* WORK TO BE COMPLETED
Wherever a line holds the string "went", copy that line.

***** DATASET EXCERPTS

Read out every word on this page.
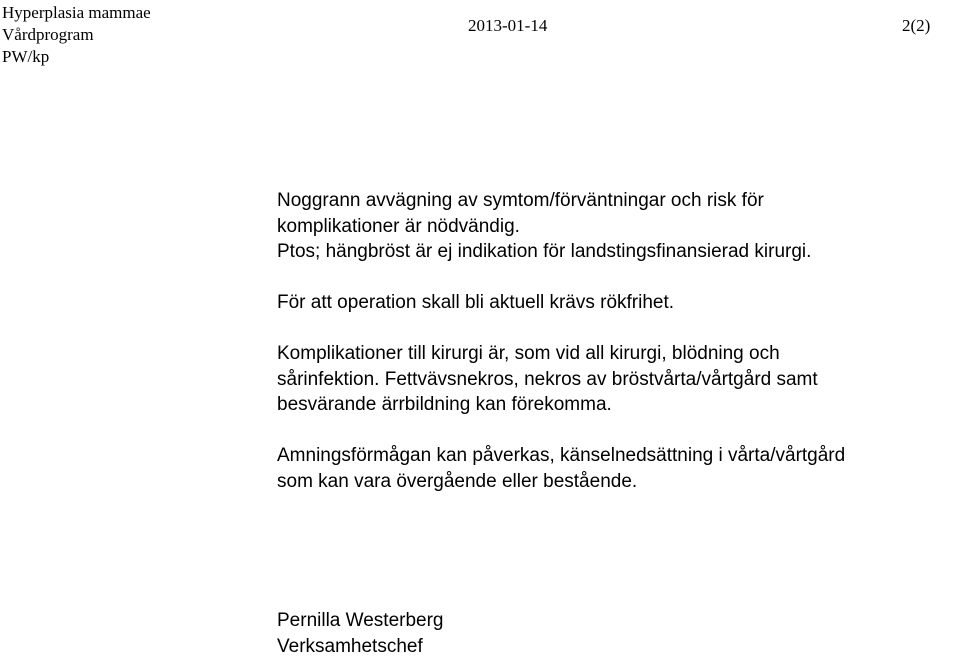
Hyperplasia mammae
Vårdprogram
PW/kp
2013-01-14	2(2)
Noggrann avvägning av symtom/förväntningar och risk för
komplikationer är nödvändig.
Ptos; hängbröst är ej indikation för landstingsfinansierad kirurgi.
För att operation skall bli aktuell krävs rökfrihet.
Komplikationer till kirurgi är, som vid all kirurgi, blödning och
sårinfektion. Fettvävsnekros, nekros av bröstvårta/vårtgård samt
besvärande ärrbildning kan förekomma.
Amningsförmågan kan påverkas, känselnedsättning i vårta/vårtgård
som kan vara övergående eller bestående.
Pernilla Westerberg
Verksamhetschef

**********
***** DATASET EXCERPTS

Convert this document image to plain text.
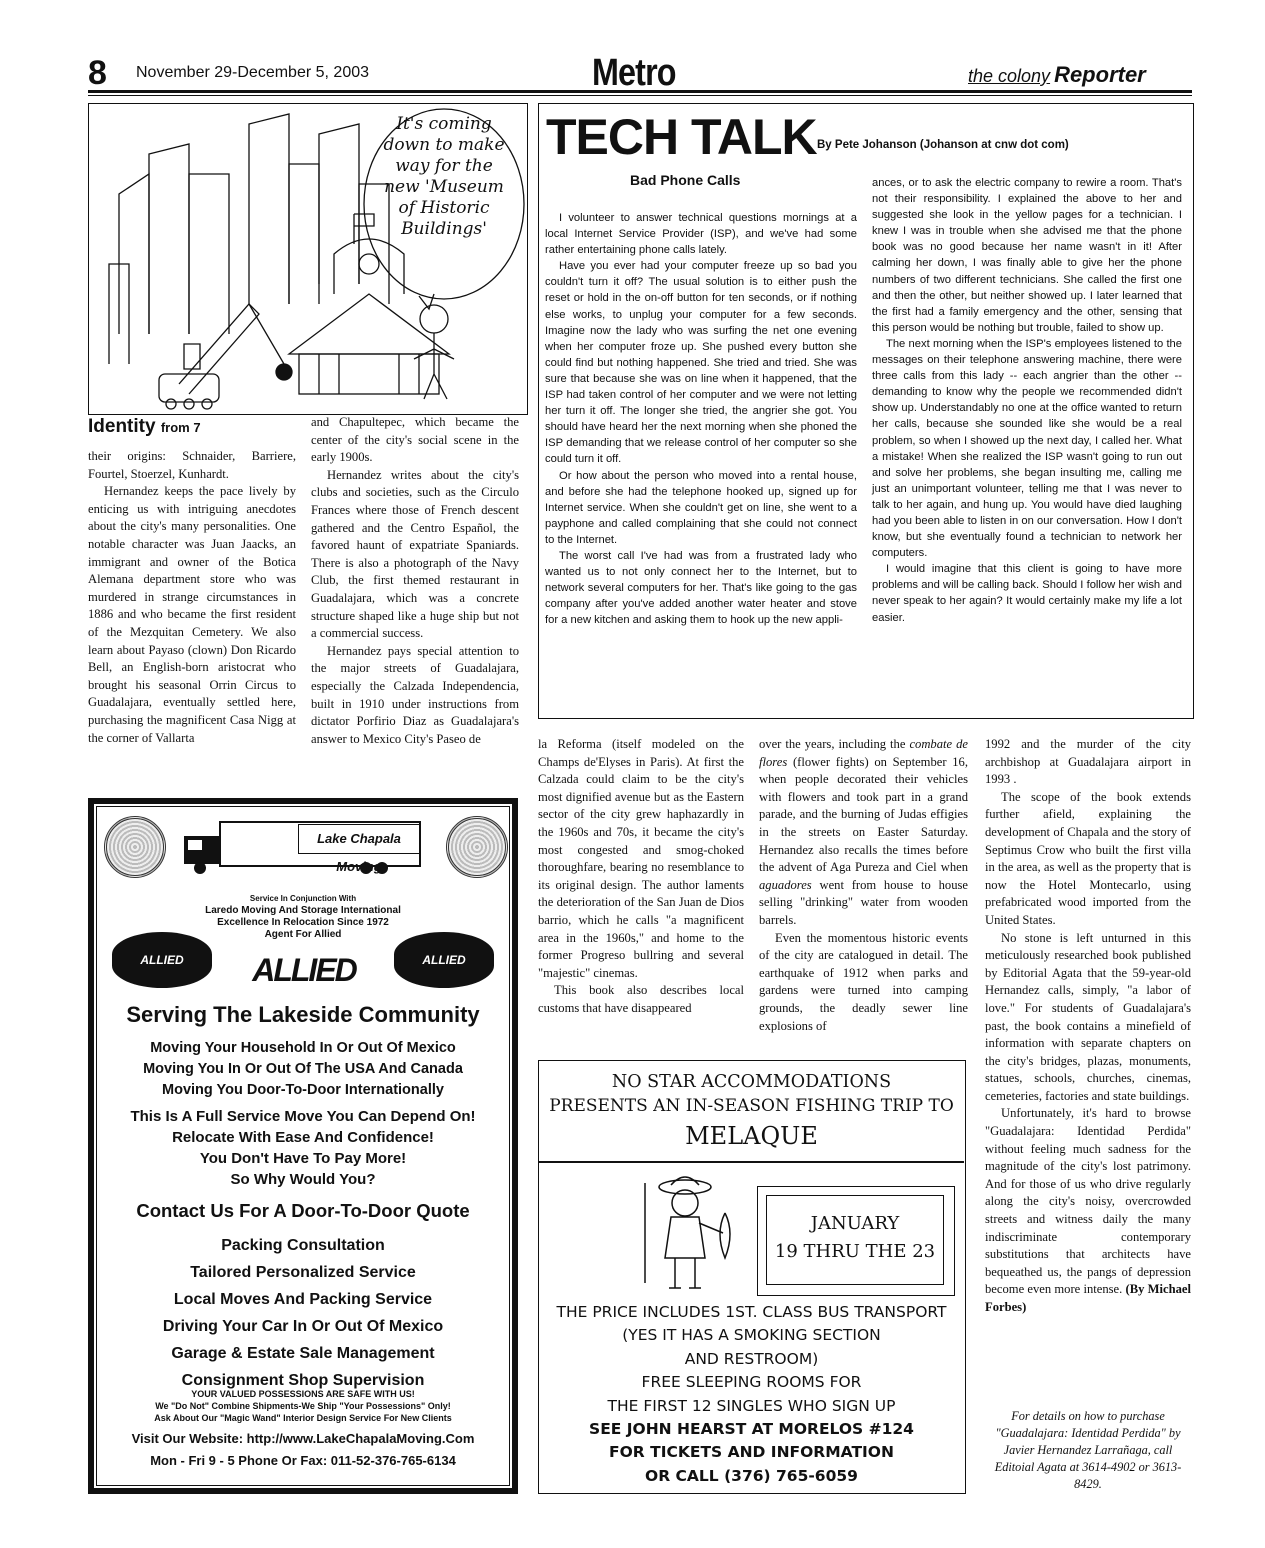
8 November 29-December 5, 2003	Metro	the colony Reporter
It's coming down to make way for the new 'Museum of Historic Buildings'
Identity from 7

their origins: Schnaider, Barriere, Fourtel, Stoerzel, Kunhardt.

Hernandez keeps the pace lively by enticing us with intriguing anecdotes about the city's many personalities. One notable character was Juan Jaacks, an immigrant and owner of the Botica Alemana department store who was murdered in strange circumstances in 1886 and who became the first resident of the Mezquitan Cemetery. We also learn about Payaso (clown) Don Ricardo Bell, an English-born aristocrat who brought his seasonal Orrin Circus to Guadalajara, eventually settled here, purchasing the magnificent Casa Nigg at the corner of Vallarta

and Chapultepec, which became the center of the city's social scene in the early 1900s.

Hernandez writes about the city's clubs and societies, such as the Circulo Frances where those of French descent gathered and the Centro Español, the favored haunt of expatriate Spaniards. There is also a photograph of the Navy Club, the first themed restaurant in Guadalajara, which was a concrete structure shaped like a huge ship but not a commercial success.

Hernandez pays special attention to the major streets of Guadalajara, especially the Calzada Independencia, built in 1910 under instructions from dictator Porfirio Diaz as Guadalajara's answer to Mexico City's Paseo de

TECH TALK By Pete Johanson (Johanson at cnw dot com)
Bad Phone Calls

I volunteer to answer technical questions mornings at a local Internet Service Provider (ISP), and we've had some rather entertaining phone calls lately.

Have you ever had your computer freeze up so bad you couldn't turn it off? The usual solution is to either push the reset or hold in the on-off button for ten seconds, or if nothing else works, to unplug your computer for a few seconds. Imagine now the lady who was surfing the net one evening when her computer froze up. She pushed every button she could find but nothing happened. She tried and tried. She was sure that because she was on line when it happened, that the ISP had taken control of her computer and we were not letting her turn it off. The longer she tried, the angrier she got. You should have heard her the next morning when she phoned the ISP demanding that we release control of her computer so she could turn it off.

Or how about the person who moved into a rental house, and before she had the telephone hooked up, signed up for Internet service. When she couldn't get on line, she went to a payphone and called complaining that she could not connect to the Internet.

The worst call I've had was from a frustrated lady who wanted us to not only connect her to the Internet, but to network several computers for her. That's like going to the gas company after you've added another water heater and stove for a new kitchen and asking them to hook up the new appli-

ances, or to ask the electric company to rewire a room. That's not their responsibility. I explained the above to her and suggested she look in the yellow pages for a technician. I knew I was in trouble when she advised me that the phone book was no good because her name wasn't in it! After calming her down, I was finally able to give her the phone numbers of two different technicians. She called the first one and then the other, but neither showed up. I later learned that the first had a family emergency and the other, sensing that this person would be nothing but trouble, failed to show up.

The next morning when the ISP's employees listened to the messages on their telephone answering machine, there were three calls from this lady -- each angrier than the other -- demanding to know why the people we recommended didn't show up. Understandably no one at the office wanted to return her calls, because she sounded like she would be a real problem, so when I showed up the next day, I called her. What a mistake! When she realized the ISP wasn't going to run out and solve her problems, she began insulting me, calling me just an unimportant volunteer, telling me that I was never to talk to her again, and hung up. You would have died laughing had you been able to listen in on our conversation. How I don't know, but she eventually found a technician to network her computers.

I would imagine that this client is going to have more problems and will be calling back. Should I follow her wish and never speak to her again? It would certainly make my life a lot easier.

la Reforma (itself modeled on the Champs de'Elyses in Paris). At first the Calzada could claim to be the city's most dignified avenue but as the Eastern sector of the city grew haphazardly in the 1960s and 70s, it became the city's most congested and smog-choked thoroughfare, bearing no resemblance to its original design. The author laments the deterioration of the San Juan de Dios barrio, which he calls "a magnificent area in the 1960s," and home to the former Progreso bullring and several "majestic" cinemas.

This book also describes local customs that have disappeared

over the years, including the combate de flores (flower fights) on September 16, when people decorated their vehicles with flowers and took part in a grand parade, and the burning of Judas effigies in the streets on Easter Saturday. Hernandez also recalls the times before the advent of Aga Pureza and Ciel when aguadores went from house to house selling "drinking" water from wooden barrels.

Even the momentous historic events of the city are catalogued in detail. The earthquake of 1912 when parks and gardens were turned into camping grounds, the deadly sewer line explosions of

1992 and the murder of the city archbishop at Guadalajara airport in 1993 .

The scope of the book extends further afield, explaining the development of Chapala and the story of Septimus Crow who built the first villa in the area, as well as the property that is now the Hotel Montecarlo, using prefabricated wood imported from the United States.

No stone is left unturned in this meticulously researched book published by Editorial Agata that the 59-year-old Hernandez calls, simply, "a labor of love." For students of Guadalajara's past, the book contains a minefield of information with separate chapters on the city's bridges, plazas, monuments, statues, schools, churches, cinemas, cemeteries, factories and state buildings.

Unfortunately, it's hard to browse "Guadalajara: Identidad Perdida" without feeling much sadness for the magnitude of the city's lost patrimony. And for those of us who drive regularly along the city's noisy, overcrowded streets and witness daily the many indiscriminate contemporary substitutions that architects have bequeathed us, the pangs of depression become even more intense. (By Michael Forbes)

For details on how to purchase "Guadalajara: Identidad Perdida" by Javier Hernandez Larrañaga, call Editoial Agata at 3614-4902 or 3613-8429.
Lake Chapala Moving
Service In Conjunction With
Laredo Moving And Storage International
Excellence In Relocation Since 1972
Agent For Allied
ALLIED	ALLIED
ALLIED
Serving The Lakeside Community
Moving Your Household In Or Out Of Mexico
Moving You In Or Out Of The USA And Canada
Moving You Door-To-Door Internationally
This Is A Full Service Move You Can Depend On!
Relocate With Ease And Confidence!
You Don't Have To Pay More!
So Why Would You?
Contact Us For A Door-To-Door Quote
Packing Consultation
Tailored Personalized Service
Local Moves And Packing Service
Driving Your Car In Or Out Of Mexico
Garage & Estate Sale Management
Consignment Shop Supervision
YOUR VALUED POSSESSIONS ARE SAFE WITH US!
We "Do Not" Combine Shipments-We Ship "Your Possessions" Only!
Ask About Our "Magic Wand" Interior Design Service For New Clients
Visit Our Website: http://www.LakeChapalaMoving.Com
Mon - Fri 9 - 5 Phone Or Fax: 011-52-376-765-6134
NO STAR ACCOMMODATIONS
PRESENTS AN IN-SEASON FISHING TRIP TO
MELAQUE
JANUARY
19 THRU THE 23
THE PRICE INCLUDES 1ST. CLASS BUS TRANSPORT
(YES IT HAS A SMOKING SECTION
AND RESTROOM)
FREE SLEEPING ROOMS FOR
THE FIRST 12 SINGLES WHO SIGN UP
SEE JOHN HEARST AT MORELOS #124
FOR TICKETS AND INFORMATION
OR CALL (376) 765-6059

**********

* TASK RESPONSE
Or how about the person who moved into a rental house, and before she had the telephone hooked up, signed up for Internet service. When she couldn't get on line, she went to a payphone and called complaining that she could not connect to the Internet.
over the years, including the combate de flores (flower fights) on September 16, when people decorated their vehicles with flowers and took part in a grand parade, and the burning of Judas effigies in the streets on Easter Saturday. Hernandez also recalls the times before the advent of Aga Pureza and Ciel when aguadores went from house to house selling "drinking" water from wooden barrels.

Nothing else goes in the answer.